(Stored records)
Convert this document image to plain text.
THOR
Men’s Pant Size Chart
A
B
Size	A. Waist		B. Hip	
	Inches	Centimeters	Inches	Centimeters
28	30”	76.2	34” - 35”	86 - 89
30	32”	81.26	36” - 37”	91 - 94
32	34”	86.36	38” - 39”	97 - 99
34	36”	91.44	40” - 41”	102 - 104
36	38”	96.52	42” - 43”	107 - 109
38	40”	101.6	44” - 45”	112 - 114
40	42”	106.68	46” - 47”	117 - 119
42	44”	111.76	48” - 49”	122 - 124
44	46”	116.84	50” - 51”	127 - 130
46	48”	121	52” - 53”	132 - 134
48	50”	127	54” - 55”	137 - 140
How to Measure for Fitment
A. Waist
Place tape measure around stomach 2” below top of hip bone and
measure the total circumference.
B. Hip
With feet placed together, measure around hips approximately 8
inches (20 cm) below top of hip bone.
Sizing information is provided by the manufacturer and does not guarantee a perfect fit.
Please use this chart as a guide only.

--

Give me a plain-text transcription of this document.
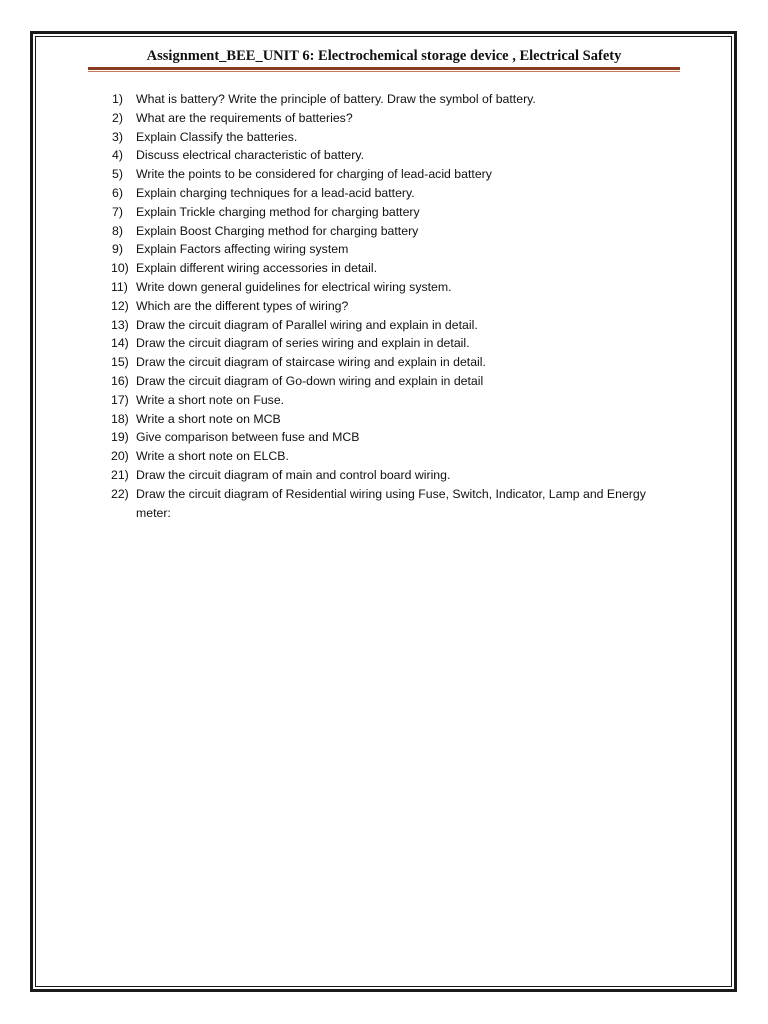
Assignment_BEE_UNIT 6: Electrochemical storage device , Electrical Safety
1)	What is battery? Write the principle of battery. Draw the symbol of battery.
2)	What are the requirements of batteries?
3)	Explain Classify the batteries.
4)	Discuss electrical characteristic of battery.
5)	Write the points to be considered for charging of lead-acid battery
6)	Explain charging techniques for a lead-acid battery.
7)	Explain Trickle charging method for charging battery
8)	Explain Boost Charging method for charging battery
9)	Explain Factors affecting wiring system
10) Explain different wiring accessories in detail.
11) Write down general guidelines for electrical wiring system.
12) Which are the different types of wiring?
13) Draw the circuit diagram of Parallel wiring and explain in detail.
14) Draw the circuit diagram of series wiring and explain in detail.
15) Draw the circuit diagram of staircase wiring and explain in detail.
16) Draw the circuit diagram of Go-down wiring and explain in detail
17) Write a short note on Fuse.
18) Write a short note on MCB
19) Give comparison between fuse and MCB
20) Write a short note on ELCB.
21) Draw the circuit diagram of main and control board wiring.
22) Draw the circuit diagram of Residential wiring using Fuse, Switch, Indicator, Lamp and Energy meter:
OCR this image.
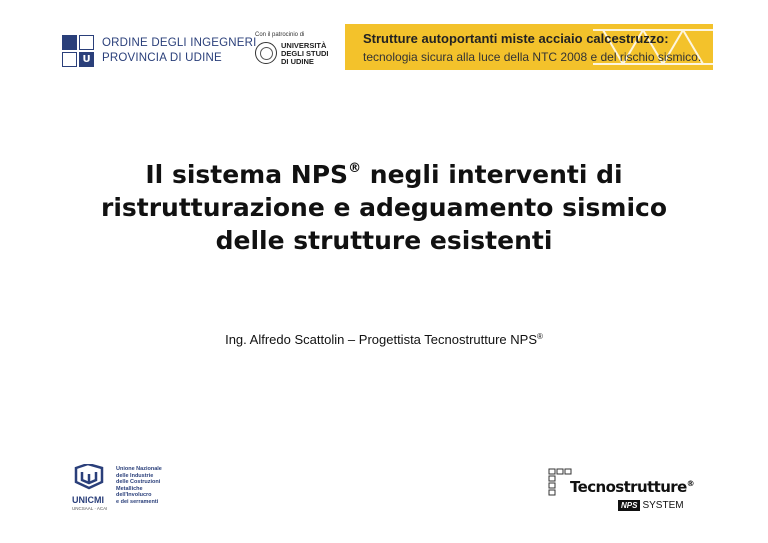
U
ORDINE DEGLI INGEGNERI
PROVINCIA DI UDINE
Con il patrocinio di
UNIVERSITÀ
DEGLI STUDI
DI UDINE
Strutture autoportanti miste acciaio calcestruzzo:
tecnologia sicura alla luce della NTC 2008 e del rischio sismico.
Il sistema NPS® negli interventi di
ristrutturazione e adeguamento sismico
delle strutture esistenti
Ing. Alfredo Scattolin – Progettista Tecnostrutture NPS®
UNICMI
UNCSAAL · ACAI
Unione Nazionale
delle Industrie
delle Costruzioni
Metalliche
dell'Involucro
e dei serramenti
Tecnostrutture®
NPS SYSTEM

...

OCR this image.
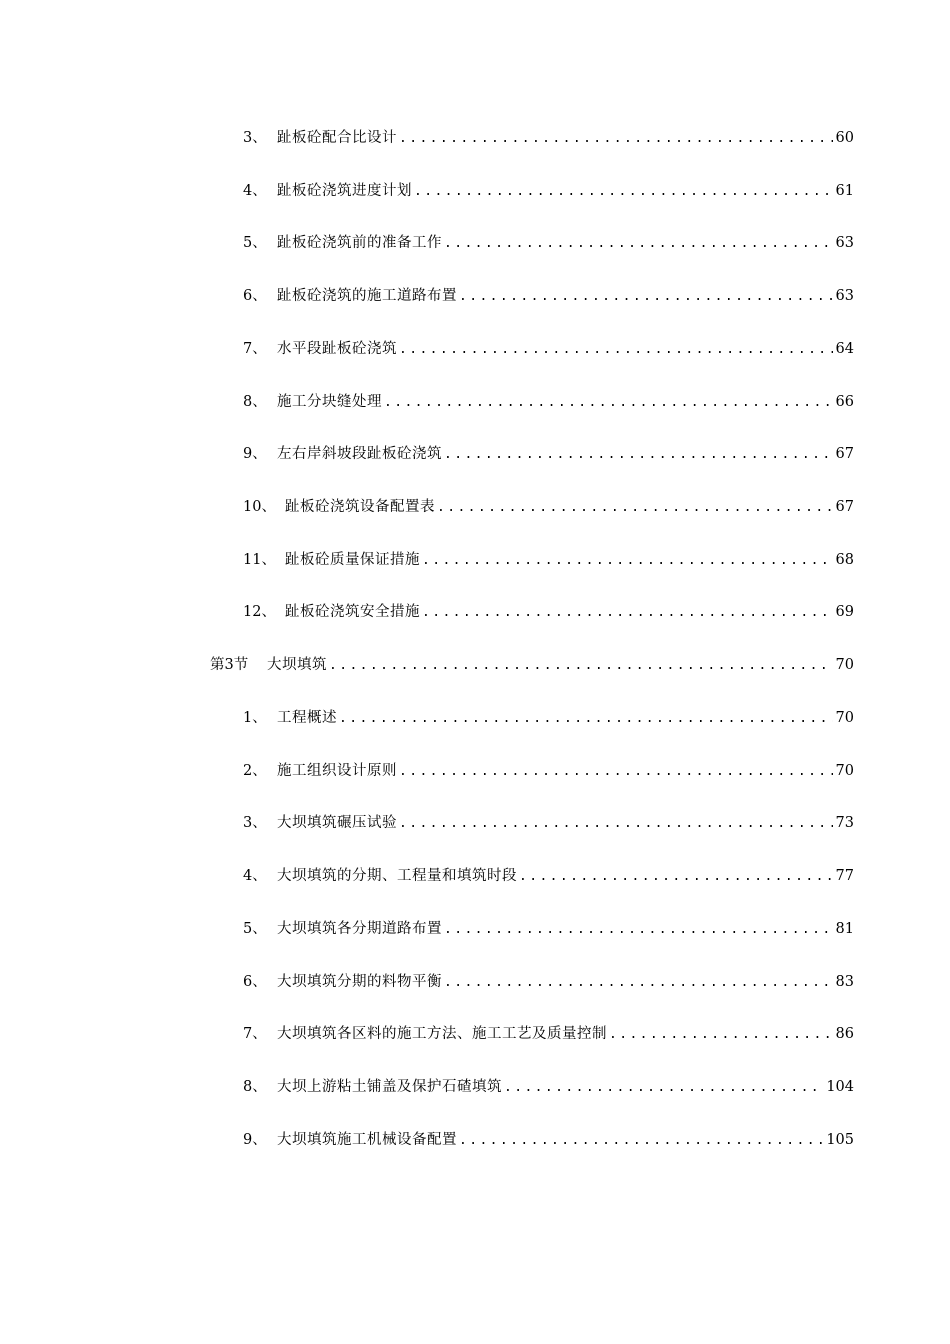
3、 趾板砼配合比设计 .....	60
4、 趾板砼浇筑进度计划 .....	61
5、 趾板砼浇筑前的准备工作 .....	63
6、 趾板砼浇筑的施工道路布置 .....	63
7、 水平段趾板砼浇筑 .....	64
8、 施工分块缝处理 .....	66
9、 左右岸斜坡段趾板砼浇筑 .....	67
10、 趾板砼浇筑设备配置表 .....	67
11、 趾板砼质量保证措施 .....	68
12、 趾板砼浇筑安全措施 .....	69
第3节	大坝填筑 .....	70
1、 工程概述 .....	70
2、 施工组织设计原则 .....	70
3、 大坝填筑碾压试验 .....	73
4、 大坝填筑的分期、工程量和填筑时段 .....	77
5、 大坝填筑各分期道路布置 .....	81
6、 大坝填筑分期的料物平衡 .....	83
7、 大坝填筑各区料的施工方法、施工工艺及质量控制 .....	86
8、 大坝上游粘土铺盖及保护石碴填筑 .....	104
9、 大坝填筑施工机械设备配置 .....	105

To do
Reply with only the number of lines in the material above where the string "Write" appears.

Response to the exercise
6